>> Start Provided material

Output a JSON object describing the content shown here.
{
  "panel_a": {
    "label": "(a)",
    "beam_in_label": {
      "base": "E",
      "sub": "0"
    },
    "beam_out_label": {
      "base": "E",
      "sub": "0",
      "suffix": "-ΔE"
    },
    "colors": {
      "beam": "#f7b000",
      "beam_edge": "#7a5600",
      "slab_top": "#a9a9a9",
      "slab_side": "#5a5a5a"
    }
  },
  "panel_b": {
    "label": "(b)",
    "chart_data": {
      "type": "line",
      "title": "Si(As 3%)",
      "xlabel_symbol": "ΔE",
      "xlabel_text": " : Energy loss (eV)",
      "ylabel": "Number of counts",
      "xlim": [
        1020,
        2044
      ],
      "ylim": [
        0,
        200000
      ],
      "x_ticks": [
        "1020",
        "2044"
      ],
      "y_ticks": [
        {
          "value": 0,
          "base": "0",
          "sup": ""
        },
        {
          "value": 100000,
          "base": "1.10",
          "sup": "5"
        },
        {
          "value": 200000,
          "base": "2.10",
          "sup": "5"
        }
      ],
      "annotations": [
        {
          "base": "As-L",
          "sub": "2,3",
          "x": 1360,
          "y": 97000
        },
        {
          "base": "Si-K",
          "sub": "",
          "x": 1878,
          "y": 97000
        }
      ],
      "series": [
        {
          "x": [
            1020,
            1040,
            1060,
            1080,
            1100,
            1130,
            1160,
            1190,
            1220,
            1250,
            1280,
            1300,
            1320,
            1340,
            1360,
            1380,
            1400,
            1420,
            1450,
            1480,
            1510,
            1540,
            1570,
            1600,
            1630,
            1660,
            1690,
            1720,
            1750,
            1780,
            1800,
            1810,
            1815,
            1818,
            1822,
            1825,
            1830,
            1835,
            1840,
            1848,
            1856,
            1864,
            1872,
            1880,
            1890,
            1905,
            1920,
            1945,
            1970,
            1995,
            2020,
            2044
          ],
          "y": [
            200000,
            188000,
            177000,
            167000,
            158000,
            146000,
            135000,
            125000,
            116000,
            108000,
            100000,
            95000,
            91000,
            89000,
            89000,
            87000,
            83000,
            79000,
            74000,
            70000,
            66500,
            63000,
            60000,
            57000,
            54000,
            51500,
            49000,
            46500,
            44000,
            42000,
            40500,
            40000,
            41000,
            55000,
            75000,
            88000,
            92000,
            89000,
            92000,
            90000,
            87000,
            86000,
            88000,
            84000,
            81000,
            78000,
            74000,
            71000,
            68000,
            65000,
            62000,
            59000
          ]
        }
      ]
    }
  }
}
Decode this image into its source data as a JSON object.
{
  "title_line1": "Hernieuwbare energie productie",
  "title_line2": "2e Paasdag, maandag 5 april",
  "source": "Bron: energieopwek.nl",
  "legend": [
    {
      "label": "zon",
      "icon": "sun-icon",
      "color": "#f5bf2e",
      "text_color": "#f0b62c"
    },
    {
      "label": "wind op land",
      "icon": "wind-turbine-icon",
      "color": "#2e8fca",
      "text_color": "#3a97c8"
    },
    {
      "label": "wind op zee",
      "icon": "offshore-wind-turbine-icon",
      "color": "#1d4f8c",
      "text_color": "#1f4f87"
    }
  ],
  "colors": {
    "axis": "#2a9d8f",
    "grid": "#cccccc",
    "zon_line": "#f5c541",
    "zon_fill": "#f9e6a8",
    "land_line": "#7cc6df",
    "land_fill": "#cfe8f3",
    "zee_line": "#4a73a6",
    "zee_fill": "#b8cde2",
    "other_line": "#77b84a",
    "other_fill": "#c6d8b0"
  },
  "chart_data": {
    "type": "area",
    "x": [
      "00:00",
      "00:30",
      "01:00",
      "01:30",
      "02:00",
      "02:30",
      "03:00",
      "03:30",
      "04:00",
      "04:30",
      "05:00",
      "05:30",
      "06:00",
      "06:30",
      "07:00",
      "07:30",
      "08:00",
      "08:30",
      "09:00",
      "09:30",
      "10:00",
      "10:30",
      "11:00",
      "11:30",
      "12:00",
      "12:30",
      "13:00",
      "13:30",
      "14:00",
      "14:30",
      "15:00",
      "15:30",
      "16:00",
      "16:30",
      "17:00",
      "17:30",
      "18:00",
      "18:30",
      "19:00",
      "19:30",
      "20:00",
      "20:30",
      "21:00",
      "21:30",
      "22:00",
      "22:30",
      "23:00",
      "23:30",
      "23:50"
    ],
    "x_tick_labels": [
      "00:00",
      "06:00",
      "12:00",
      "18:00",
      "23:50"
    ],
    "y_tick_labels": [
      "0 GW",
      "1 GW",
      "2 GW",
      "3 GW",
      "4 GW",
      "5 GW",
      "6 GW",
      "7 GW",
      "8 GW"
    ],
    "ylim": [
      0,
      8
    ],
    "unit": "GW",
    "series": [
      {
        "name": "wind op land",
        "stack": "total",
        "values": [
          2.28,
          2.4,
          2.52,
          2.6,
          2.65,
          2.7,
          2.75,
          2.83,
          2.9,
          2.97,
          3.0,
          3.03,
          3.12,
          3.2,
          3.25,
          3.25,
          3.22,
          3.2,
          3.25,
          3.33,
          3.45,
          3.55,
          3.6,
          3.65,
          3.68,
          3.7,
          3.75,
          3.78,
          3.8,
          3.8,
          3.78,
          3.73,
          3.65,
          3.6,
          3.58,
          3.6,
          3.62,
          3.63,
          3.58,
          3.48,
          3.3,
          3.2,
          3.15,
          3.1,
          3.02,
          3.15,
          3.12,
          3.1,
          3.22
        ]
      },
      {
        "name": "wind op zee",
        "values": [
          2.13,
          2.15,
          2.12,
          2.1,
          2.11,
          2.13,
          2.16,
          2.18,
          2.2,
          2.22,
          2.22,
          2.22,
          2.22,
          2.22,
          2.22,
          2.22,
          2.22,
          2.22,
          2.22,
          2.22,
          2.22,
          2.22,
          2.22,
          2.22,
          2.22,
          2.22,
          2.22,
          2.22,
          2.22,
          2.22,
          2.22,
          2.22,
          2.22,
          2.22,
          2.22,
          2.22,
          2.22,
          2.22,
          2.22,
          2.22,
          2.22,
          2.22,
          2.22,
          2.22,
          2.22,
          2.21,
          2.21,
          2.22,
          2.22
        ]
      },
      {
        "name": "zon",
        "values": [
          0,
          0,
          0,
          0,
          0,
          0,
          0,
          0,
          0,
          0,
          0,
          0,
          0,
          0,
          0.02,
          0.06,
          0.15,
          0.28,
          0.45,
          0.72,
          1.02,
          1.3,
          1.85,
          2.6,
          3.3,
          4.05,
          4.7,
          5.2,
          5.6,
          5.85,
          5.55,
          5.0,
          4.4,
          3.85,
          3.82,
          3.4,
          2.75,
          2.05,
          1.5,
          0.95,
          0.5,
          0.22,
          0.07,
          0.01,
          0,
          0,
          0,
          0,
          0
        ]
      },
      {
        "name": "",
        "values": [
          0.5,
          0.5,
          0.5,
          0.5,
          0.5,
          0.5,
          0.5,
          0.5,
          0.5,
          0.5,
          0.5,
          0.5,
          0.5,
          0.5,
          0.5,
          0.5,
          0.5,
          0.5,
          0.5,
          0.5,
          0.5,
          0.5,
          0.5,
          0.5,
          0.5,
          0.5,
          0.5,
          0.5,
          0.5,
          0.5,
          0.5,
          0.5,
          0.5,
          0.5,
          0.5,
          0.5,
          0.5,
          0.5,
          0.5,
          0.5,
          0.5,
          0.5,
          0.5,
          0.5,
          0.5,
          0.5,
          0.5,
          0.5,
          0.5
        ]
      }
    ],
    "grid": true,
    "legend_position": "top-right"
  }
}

>> End Provided material

**What is required**
Copy out each line above, character for character.

**Reply to the exercise**
Output a JSON object describing the content shown here.
{
  "panel_a": {
    "label": "(a)",
    "beam_in_label": {
      "base": "E",
      "sub": "0"
    },
    "beam_out_label": {
      "base": "E",
      "sub": "0",
      "suffix": "-ΔE"
    },
    "colors": {
      "beam": "#f7b000",
      "beam_edge": "#7a5600",
      "slab_top": "#a9a9a9",
      "slab_side": "#5a5a5a"
    }
  },
  "panel_b": {
    "label": "(b)",
    "chart_data": {
      "type": "line",
      "title": "Si(As 3%)",
      "xlabel_symbol": "ΔE",
      "xlabel_text": " : Energy loss (eV)",
      "ylabel": "Number of counts",
      "xlim": [
        1020,
        2044
      ],
      "ylim": [
        0,
        200000
      ],
      "x_ticks": [
        "1020",
        "2044"
      ],
      "y_ticks": [
        {
          "value": 0,
          "base": "0",
          "sup": ""
        },
        {
          "value": 100000,
          "base": "1.10",
          "sup": "5"
        },
        {
          "value": 200000,
          "base": "2.10",
          "sup": "5"
        }
      ],
      "annotations": [
        {
          "base": "As-L",
          "sub": "2,3",
          "x": 1360,
          "y": 97000
        },
        {
          "base": "Si-K",
          "sub": "",
          "x": 1878,
          "y": 97000
        }
      ],
      "series": [
        {
          "x": [
            1020,
            1040,
            1060,
            1080,
            1100,
            1130,
            1160,
            1190,
            1220,
            1250,
            1280,
            1300,
            1320,
            1340,
            1360,
            1380,
            1400,
            1420,
            1450,
            1480,
            1510,
            1540,
            1570,
            1600,
            1630,
            1660,
            1690,
            1720,
            1750,
            1780,
            1800,
            1810,
            1815,
            1818,
            1822,
            1825,
            1830,
            1835,
            1840,
            1848,
            1856,
            1864,
            1872,
            1880,
            1890,
            1905,
            1920,
            1945,
            1970,
            1995,
            2020,
            2044
          ],
          "y": [
            200000,
            188000,
            177000,
            167000,
            158000,
            146000,
            135000,
            125000,
            116000,
            108000,
            100000,
            95000,
            91000,
            89000,
            89000,
            87000,
            83000,
            79000,
            74000,
            70000,
            66500,
            63000,
            60000,
            57000,
            54000,
            51500,
            49000,
            46500,
            44000,
            42000,
            40500,
            40000,
            41000,
            55000,
            75000,
            88000,
            92000,
            89000,
            92000,
            90000,
            87000,
            86000,
            88000,
            84000,
            81000,
            78000,
            74000,
            71000,
            68000,
            65000,
            62000,
            59000
          ]
        }
      ]
    }
  }
}
Decode this image into its source data as a JSON object.
{
  "title_line1": "Hernieuwbare energie productie",
  "title_line2": "2e Paasdag, maandag 5 april",
  "source": "Bron: energieopwek.nl",
  "legend": [
    {
      "label": "zon",
      "icon": "sun-icon",
      "color": "#f5bf2e",
      "text_color": "#f0b62c"
    },
    {
      "label": "wind op land",
      "icon": "wind-turbine-icon",
      "color": "#2e8fca",
      "text_color": "#3a97c8"
    },
    {
      "label": "wind op zee",
      "icon": "offshore-wind-turbine-icon",
      "color": "#1d4f8c",
      "text_color": "#1f4f87"
    }
  ],
  "colors": {
    "axis": "#2a9d8f",
    "grid": "#cccccc",
    "zon_line": "#f5c541",
    "zon_fill": "#f9e6a8",
    "land_line": "#7cc6df",
    "land_fill": "#cfe8f3",
    "zee_line": "#4a73a6",
    "zee_fill": "#b8cde2",
    "other_line": "#77b84a",
    "other_fill": "#c6d8b0"
  },
  "chart_data": {
    "type": "area",
    "x": [
      "00:00",
      "00:30",
      "01:00",
      "01:30",
      "02:00",
      "02:30",
      "03:00",
      "03:30",
      "04:00",
      "04:30",
      "05:00",
      "05:30",
      "06:00",
      "06:30",
      "07:00",
      "07:30",
      "08:00",
      "08:30",
      "09:00",
      "09:30",
      "10:00",
      "10:30",
      "11:00",
      "11:30",
      "12:00",
      "12:30",
      "13:00",
      "13:30",
      "14:00",
      "14:30",
      "15:00",
      "15:30",
      "16:00",
      "16:30",
      "17:00",
      "17:30",
      "18:00",
      "18:30",
      "19:00",
      "19:30",
      "20:00",
      "20:30",
      "21:00",
      "21:30",
      "22:00",
      "22:30",
      "23:00",
      "23:30",
      "23:50"
    ],
    "x_tick_labels": [
      "00:00",
      "06:00",
      "12:00",
      "18:00",
      "23:50"
    ],
    "y_tick_labels": [
      "0 GW",
      "1 GW",
      "2 GW",
      "3 GW",
      "4 GW",
      "5 GW",
      "6 GW",
      "7 GW",
      "8 GW"
    ],
    "ylim": [
      0,
      8
    ],
    "unit": "GW",
    "series": [
      {
        "name": "wind op land",
        "stack": "total",
        "values": [
          2.28,
          2.4,
          2.52,
          2.6,
          2.65,
          2.7,
          2.75,
          2.83,
          2.9,
          2.97,
          3.0,
          3.03,
          3.12,
          3.2,
          3.25,
          3.25,
          3.22,
          3.2,
          3.25,
          3.33,
          3.45,
          3.55,
          3.6,
          3.65,
          3.68,
          3.7,
          3.75,
          3.78,
          3.8,
          3.8,
          3.78,
          3.73,
          3.65,
          3.6,
          3.58,
          3.6,
          3.62,
          3.63,
          3.58,
          3.48,
          3.3,
          3.2,
          3.15,
          3.1,
          3.02,
          3.15,
          3.12,
          3.1,
          3.22
        ]
      },
      {
        "name": "wind op zee",
        "values": [
          2.13,
          2.15,
          2.12,
          2.1,
          2.11,
          2.13,
          2.16,
          2.18,
          2.2,
          2.22,
          2.22,
          2.22,
          2.22,
          2.22,
          2.22,
          2.22,
          2.22,
          2.22,
          2.22,
          2.22,
          2.22,
          2.22,
          2.22,
          2.22,
          2.22,
          2.22,
          2.22,
          2.22,
          2.22,
          2.22,
          2.22,
          2.22,
          2.22,
          2.22,
          2.22,
          2.22,
          2.22,
          2.22,
          2.22,
          2.22,
          2.22,
          2.22,
          2.22,
          2.22,
          2.22,
          2.21,
          2.21,
          2.22,
          2.22
        ]
      },
      {
        "name": "zon",
        "values": [
          0,
          0,
          0,
          0,
          0,
          0,
          0,
          0,
          0,
          0,
          0,
          0,
          0,
          0,
          0.02,
          0.06,
          0.15,
          0.28,
          0.45,
          0.72,
          1.02,
          1.3,
          1.85,
          2.6,
          3.3,
          4.05,
          4.7,
          5.2,
          5.6,
          5.85,
          5.55,
          5.0,
          4.4,
          3.85,
          3.82,
          3.4,
          2.75,
          2.05,
          1.5,
          0.95,
          0.5,
          0.22,
          0.07,
          0.01,
          0,
          0,
          0,
          0,
          0
        ]
      },
      {
        "name": "",
        "values": [
          0.5,
          0.5,
          0.5,
          0.5,
          0.5,
          0.5,
          0.5,
          0.5,
          0.5,
          0.5,
          0.5,
          0.5,
          0.5,
          0.5,
          0.5,
          0.5,
          0.5,
          0.5,
          0.5,
          0.5,
          0.5,
          0.5,
          0.5,
          0.5,
          0.5,
          0.5,
          0.5,
          0.5,
          0.5,
          0.5,
          0.5,
          0.5,
          0.5,
          0.5,
          0.5,
          0.5,
          0.5,
          0.5,
          0.5,
          0.5,
          0.5,
          0.5,
          0.5,
          0.5,
          0.5,
          0.5,
          0.5,
          0.5,
          0.5
        ]
      }
    ],
    "grid": true,
    "legend_position": "top-right"
  }
}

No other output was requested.